• _What to work on_: Pick out all lines in the listing holding the string "Thanh" and copy them.
>> BEGIN Material to process
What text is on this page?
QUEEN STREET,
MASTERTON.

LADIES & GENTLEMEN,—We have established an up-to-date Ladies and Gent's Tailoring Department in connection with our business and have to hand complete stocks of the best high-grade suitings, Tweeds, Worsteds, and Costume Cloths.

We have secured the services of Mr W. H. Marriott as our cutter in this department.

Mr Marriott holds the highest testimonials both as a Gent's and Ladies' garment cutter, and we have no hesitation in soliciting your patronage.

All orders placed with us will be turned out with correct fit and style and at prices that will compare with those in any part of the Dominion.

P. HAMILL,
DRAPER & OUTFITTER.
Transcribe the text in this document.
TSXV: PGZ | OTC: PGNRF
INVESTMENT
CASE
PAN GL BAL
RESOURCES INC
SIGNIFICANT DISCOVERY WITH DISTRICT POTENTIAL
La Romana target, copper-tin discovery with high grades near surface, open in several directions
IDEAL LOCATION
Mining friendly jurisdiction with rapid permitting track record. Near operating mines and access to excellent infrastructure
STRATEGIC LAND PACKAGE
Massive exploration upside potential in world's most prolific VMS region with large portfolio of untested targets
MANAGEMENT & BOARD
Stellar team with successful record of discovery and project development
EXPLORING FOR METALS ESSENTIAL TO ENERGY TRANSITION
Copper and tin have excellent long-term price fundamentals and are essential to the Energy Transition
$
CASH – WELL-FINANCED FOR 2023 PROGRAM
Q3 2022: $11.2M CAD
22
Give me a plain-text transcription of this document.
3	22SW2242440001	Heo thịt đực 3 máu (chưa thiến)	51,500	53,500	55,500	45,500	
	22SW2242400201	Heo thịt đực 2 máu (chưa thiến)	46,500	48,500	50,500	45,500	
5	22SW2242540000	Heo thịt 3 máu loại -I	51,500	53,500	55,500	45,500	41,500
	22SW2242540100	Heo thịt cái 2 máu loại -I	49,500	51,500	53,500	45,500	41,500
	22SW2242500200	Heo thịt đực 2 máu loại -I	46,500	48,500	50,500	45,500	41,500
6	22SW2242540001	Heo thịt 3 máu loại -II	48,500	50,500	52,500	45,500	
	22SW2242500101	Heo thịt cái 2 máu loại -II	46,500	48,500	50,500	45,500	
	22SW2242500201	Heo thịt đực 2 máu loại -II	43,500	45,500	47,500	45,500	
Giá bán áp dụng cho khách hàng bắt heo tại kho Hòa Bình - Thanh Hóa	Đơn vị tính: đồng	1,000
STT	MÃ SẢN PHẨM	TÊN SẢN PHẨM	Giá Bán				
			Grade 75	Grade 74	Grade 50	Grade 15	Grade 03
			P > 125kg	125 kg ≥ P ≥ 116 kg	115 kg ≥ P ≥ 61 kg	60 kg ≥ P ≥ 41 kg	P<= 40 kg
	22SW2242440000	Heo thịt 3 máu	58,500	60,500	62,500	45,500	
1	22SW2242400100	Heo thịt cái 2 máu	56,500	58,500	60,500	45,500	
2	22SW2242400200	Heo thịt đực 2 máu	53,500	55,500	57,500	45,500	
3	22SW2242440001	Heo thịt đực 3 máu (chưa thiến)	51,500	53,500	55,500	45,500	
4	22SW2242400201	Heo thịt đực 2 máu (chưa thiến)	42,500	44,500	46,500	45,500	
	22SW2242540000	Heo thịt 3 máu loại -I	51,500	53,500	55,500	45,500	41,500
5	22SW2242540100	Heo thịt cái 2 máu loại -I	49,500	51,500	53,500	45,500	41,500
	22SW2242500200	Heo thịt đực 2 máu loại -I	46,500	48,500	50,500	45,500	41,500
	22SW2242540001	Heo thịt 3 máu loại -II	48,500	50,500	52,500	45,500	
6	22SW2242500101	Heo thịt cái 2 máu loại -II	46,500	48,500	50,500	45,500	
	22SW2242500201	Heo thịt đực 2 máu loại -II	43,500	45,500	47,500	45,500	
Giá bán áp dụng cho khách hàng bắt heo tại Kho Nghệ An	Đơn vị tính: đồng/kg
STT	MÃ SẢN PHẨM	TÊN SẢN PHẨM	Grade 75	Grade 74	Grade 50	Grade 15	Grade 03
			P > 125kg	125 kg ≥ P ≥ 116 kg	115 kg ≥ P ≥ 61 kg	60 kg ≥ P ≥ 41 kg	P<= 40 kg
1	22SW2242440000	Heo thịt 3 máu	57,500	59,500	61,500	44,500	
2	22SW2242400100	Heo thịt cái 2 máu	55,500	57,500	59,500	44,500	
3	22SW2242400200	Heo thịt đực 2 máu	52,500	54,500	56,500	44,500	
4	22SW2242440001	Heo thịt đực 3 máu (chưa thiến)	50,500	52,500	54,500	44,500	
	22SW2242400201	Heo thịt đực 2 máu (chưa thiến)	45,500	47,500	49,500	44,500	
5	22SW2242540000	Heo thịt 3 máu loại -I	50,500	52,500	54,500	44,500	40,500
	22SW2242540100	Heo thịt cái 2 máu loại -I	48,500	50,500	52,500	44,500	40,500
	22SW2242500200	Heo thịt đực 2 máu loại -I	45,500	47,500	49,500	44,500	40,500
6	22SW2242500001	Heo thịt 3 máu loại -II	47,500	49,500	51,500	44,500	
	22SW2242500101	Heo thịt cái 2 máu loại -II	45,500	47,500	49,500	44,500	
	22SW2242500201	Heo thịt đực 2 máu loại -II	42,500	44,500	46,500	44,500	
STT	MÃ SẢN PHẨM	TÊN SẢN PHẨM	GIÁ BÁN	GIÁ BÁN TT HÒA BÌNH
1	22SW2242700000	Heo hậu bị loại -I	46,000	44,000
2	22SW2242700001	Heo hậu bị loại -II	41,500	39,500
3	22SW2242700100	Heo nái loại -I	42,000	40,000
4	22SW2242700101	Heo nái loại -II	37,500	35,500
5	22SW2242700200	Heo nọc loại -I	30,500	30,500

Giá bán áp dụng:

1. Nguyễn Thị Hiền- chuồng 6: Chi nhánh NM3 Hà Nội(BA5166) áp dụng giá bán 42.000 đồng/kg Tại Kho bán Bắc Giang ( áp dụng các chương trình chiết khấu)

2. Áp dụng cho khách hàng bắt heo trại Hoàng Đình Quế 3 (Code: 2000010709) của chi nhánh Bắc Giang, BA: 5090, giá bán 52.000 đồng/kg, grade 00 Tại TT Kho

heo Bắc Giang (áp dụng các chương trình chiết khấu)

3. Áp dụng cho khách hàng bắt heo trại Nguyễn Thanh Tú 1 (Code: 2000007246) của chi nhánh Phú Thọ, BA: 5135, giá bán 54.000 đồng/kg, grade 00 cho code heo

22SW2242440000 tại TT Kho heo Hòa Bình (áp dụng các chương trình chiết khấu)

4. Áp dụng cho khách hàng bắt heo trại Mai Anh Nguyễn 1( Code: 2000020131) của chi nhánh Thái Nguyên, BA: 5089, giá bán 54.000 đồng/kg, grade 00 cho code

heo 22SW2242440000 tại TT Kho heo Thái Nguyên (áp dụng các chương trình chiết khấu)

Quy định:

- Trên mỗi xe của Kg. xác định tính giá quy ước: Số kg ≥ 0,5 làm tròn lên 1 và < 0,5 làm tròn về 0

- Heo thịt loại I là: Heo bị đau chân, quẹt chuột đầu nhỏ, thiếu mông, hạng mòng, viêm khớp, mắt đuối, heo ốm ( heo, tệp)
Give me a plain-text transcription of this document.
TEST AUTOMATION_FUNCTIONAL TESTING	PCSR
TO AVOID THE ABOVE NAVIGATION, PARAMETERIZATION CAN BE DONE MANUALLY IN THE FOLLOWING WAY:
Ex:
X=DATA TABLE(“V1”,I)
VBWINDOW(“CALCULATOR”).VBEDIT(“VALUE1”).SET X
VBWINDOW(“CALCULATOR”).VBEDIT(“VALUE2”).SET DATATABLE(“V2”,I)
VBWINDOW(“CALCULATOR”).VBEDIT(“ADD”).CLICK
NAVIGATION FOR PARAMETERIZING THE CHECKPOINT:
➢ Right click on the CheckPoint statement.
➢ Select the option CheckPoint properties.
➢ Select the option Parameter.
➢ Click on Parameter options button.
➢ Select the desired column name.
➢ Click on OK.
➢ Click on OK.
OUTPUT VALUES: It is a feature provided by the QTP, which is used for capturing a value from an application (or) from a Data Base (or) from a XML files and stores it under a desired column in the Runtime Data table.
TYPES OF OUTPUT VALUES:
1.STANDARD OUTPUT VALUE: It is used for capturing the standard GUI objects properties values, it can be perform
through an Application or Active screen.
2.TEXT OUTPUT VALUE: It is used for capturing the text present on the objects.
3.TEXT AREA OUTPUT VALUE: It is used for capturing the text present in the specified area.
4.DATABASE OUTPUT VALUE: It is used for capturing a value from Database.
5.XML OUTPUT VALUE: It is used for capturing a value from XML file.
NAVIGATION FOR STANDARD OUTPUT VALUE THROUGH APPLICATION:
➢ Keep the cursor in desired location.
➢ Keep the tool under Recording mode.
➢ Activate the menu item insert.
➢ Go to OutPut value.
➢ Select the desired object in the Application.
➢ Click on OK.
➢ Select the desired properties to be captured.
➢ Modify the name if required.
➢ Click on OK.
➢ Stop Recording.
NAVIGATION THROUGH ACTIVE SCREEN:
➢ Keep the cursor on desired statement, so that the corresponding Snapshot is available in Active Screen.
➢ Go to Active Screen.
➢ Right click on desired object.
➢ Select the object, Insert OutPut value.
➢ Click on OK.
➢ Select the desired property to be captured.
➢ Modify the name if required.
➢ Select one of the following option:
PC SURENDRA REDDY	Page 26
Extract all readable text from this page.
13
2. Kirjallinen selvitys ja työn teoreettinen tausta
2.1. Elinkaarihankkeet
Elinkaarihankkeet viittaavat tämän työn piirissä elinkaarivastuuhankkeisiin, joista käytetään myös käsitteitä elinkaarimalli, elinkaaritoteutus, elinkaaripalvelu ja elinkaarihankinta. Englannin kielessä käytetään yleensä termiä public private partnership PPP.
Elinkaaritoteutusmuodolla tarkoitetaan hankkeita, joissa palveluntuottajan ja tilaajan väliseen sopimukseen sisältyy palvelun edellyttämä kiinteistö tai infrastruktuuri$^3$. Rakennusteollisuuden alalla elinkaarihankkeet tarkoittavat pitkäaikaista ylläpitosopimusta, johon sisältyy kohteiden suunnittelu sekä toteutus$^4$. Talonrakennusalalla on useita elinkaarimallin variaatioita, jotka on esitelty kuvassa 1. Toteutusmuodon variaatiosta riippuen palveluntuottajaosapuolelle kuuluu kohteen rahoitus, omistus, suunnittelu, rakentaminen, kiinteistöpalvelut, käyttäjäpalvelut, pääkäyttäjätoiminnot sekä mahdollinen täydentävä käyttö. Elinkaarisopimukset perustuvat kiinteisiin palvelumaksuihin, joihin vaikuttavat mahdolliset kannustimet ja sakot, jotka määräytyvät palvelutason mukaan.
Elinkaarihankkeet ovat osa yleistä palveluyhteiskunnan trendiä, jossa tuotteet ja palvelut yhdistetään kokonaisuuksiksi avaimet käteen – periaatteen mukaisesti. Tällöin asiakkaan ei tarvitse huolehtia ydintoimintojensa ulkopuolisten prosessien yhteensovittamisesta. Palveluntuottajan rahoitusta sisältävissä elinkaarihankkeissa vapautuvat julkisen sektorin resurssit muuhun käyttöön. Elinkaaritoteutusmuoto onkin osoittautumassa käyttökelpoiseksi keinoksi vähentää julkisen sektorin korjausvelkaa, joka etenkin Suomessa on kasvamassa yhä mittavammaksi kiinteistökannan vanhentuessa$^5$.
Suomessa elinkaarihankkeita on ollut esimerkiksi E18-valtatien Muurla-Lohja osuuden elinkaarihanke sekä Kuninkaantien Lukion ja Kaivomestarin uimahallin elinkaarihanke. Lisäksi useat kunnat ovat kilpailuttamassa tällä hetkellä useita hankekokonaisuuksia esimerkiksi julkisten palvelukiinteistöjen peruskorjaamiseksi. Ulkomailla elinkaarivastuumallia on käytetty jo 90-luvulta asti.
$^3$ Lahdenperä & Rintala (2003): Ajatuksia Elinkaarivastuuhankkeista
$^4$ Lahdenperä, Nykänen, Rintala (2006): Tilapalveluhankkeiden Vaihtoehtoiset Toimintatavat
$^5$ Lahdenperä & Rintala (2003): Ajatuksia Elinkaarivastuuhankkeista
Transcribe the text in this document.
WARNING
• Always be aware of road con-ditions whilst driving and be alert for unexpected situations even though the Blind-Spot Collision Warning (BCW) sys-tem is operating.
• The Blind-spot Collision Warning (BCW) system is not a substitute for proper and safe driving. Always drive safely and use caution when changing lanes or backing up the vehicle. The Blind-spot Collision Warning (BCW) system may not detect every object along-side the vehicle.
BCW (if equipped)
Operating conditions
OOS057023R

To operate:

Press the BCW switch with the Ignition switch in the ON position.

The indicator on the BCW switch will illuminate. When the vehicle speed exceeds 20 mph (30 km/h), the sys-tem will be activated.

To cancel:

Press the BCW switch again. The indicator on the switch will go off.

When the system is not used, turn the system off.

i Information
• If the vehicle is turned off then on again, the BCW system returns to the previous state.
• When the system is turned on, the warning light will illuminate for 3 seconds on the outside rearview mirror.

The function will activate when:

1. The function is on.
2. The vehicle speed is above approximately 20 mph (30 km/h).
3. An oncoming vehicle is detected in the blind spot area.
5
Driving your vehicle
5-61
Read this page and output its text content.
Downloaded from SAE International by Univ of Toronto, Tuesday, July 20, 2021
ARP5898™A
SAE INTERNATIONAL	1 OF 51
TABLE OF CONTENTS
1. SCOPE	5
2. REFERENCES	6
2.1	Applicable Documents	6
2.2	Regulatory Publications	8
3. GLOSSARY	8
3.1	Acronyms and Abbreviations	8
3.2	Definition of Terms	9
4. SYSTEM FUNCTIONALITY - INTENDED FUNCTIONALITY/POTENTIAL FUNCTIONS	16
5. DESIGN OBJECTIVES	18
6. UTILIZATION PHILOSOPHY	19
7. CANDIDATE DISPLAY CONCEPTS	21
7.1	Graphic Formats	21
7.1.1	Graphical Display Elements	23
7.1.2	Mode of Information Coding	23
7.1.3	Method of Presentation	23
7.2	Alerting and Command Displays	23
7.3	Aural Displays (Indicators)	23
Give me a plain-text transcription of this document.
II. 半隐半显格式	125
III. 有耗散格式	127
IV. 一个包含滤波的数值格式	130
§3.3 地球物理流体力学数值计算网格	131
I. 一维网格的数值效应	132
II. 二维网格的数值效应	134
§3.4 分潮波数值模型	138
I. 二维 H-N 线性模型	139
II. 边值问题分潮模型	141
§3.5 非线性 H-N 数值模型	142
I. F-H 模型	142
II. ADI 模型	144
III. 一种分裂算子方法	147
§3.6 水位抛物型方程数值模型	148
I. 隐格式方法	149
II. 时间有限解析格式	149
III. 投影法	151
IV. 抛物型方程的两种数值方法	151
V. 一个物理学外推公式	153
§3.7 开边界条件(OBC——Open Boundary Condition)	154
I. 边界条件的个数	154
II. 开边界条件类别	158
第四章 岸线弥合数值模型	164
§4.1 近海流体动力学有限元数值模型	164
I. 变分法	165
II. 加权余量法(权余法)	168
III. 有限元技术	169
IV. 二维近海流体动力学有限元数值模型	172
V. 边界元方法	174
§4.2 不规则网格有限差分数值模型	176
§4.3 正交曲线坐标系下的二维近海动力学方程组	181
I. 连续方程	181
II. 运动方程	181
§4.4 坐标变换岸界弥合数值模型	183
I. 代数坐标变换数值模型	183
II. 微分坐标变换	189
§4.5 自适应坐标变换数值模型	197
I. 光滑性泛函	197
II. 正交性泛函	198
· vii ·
>> END Material to process
• _Written response_:
Giá bán áp dụng cho khách hàng bắt heo tại kho Hòa Bình - Thanh Hóa	Đơn vị tính: đồng	1,000
3. Áp dụng cho khách hàng bắt heo trại Nguyễn Thanh Tú 1 (Code: 2000007246) của chi nhánh Phú Thọ, BA: 5135, giá bán 54.000 đồng/kg, grade 00 cho code heo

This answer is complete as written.